Stored data:
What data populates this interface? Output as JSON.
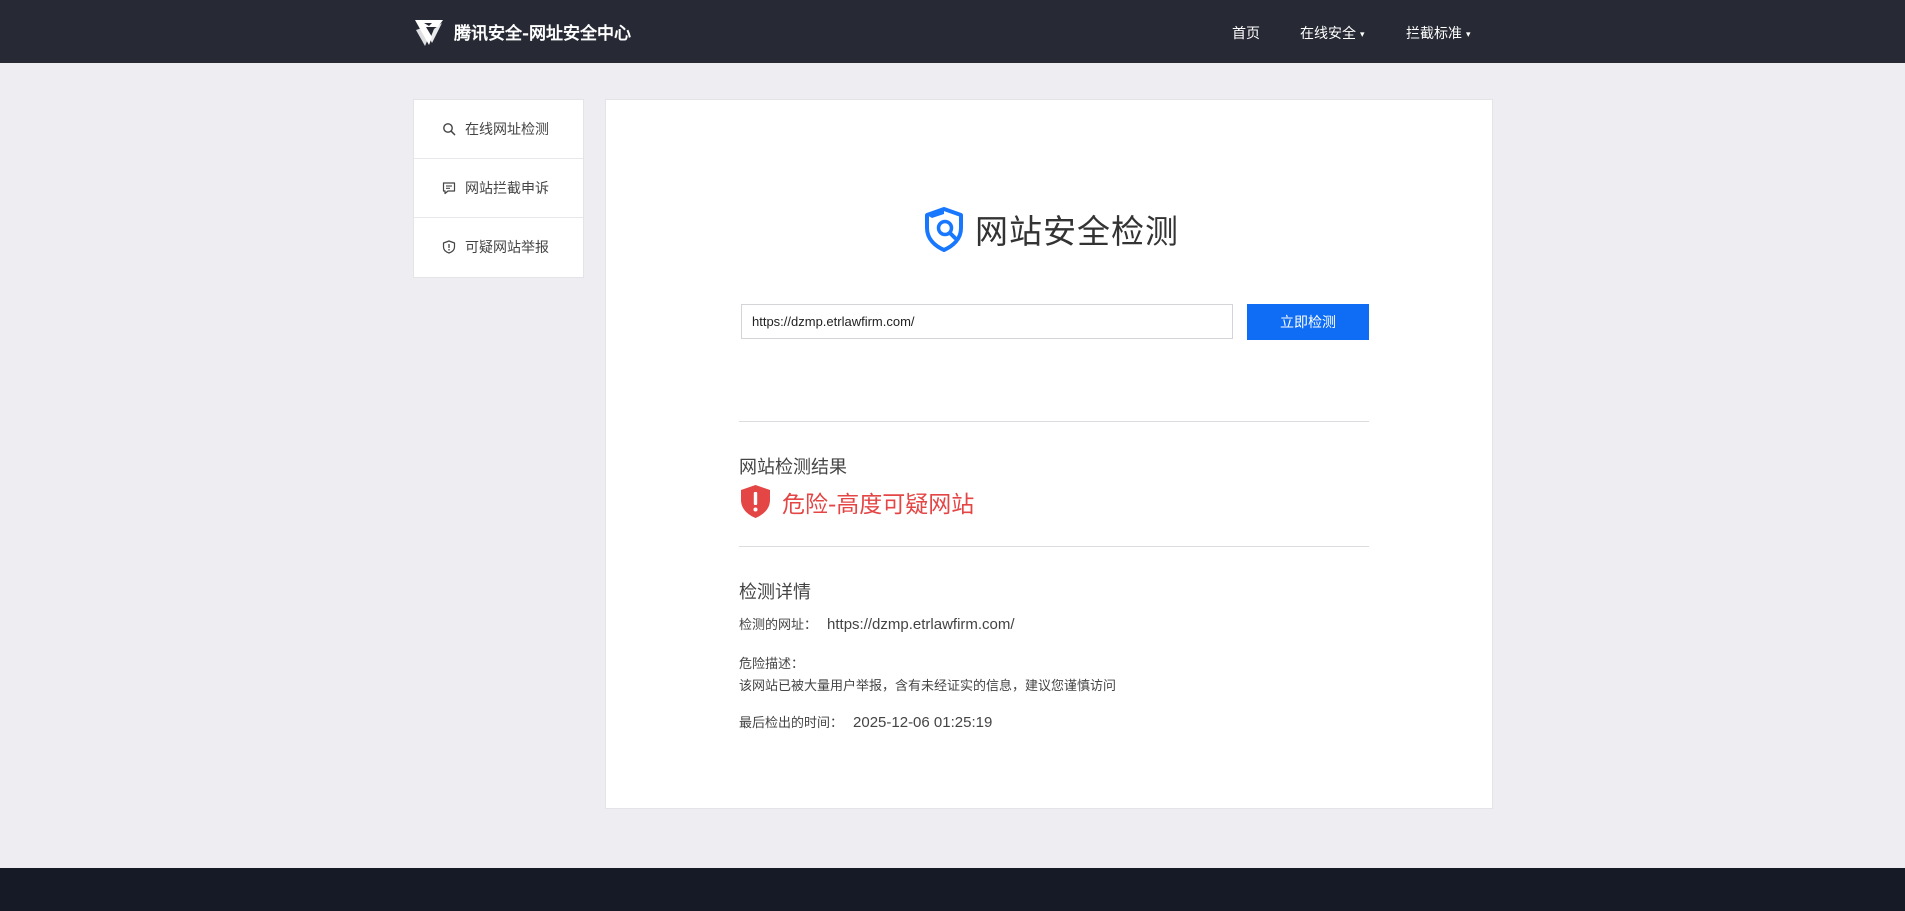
{
  "header": {
    "brand_title": "腾讯安全-网址安全中心",
    "nav": [
      {
        "label": "首页",
        "has_caret": false
      },
      {
        "label": "在线安全",
        "has_caret": true
      },
      {
        "label": "拦截标准",
        "has_caret": true
      }
    ],
    "caret": "▾"
  },
  "sidebar": {
    "items": [
      {
        "label": "在线网址检测",
        "icon": "search-icon"
      },
      {
        "label": "网站拦截申诉",
        "icon": "message-icon"
      },
      {
        "label": "可疑网站举报",
        "icon": "shield-alert-icon"
      }
    ]
  },
  "main": {
    "hero_title": "网站安全检测",
    "url_input_value": "https://dzmp.etrlawfirm.com/",
    "check_button_label": "立即检测",
    "result_heading": "网站检测结果",
    "result_status": "危险-高度可疑网站",
    "detail_heading": "检测详情",
    "details": {
      "url_label": "检测的网址：",
      "url_value": "https://dzmp.etrlawfirm.com/",
      "risk_label": "危险描述：",
      "risk_text": "该网站已被大量用户举报，含有未经证实的信息，建议您谨慎访问",
      "time_label": "最后检出的时间：",
      "time_value": "2025-12-06 01:25:19"
    }
  },
  "colors": {
    "header_bg": "#272a35",
    "accent_blue": "#0f6cf5",
    "danger_red": "#e44545",
    "footer_bg": "#161a27"
  }
}
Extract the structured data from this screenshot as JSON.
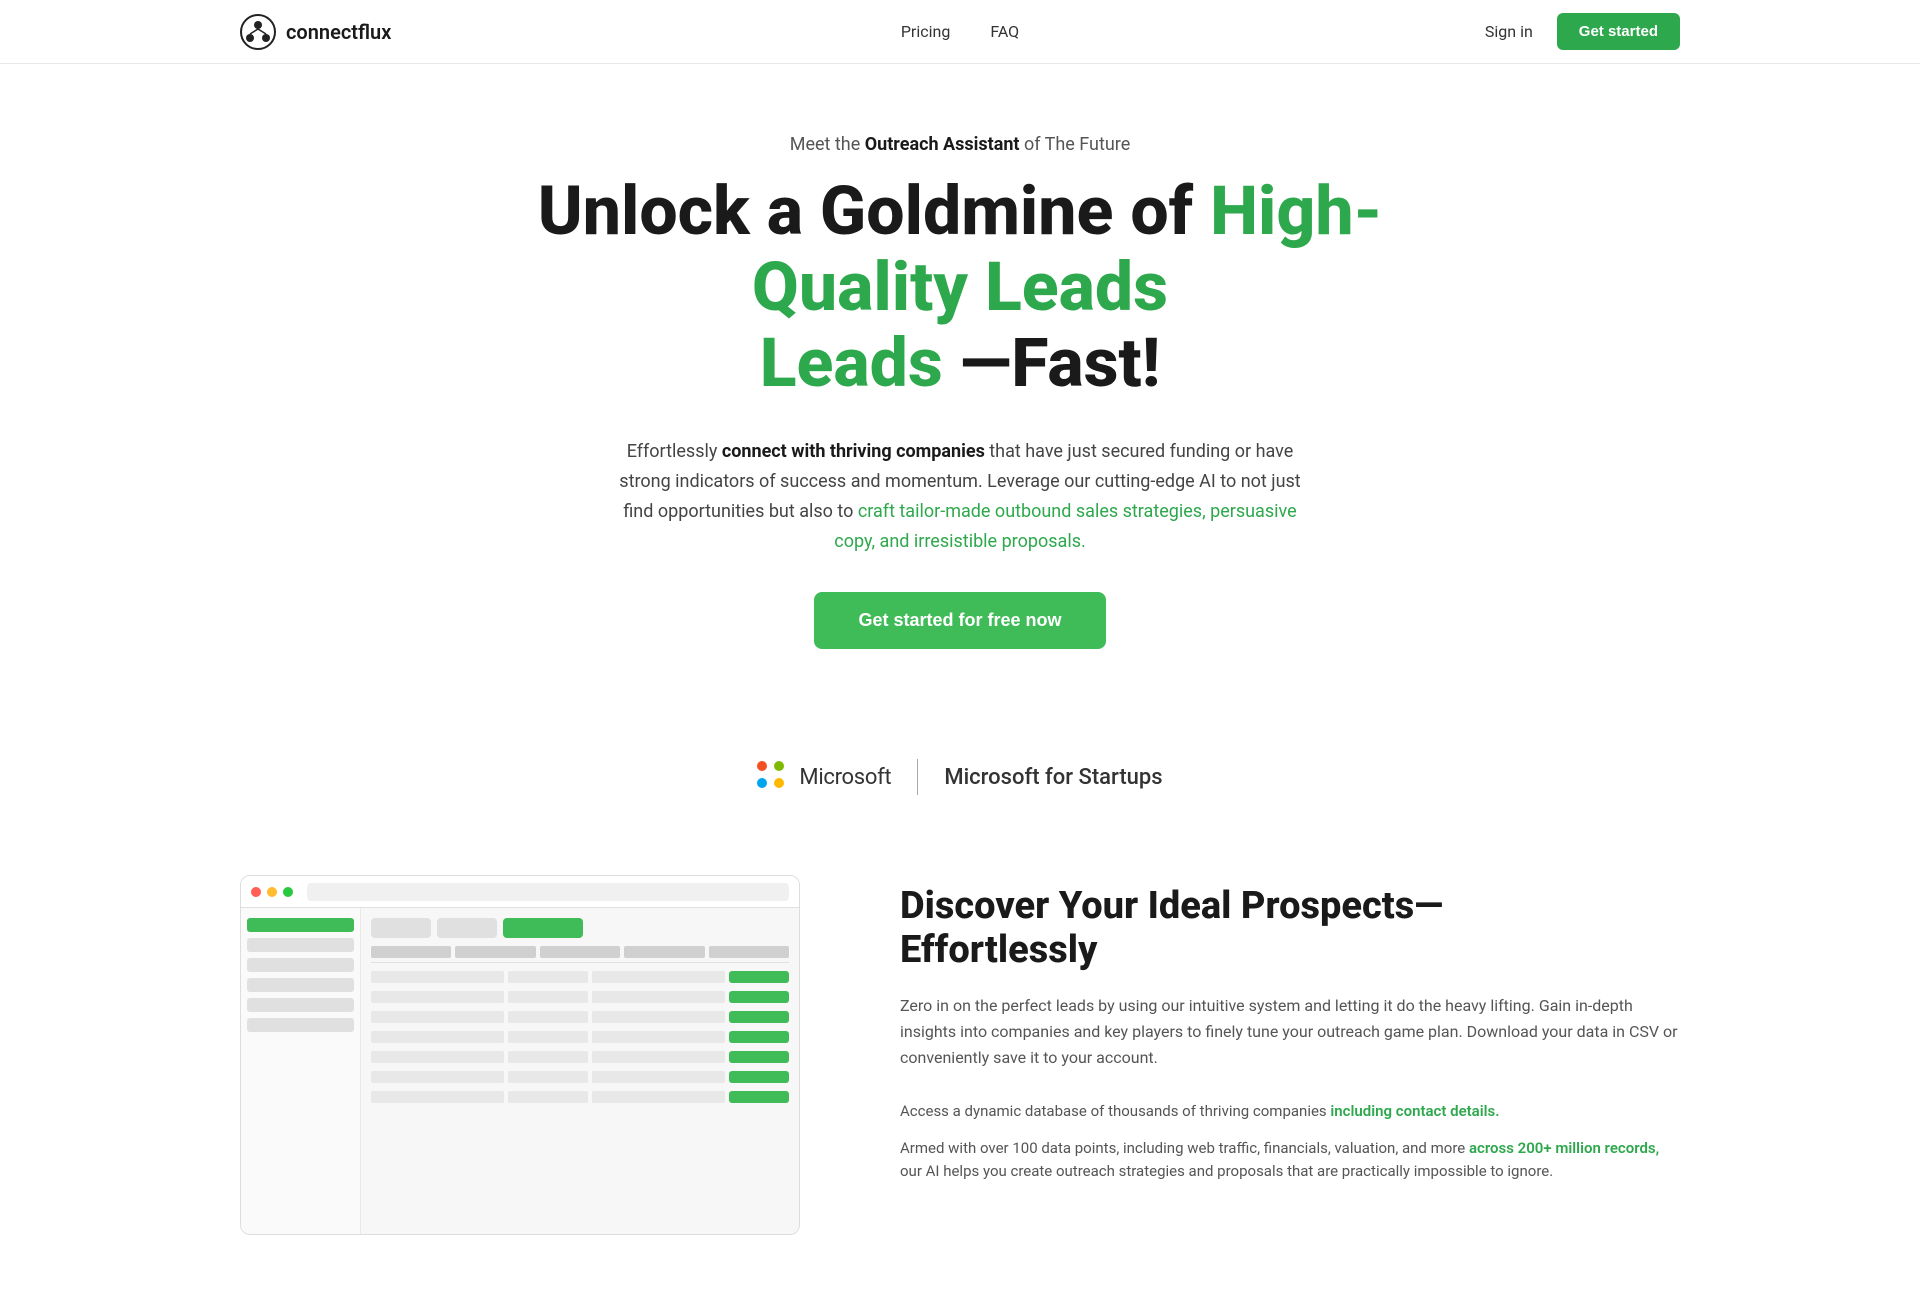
{
  "brand": {
    "name": "connectflux",
    "logo_alt": "connectflux logo"
  },
  "nav": {
    "links": [
      {
        "label": "Pricing",
        "id": "pricing"
      },
      {
        "label": "FAQ",
        "id": "faq"
      }
    ],
    "sign_in": "Sign in",
    "get_started": "Get started"
  },
  "hero": {
    "eyebrow_prefix": "Meet the ",
    "eyebrow_bold": "Outreach Assistant",
    "eyebrow_suffix": " of The Future",
    "headline_part1": "Unlock a Goldmine of ",
    "headline_green": "High-Quality Leads",
    "headline_part2": " —Fast!",
    "subtext_prefix": "Effortlessly ",
    "subtext_bold": "connect with thriving companies",
    "subtext_mid": " that have just secured funding or have strong indicators of success and momentum. Leverage our cutting-edge AI to not just find opportunities but also to ",
    "subtext_green": "craft tailor-made outbound sales strategies, persuasive copy, and irresistible proposals.",
    "cta_label": "Get started for free now"
  },
  "microsoft": {
    "logo_text": "Microsoft",
    "tagline": "Microsoft for Startups"
  },
  "discover": {
    "title_line1": "Discover Your Ideal Prospects—",
    "title_line2": "Effortlessly",
    "description": "Zero in on the perfect leads by using our intuitive system and letting it do the heavy lifting. Gain in-depth insights into companies and key players to finely tune your outreach game plan. Download your data in CSV or conveniently save it to your account.",
    "bullets": [
      {
        "prefix": "Access a dynamic database of thousands of thriving companies ",
        "link": "including contact details.",
        "suffix": ""
      },
      {
        "prefix": "Armed with over 100 data points, including web traffic, financials, valuation, and more ",
        "link": "across 200+ million records,",
        "suffix": " our AI helps you create outreach strategies and proposals that are practically impossible to ignore."
      }
    ]
  }
}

Work instructions
Which lines hold the word "JSON"? Copy every one of them.

Exercise solution
What data populates this interface? Output as JSON.
Extract the structured data from this screenshot as JSON.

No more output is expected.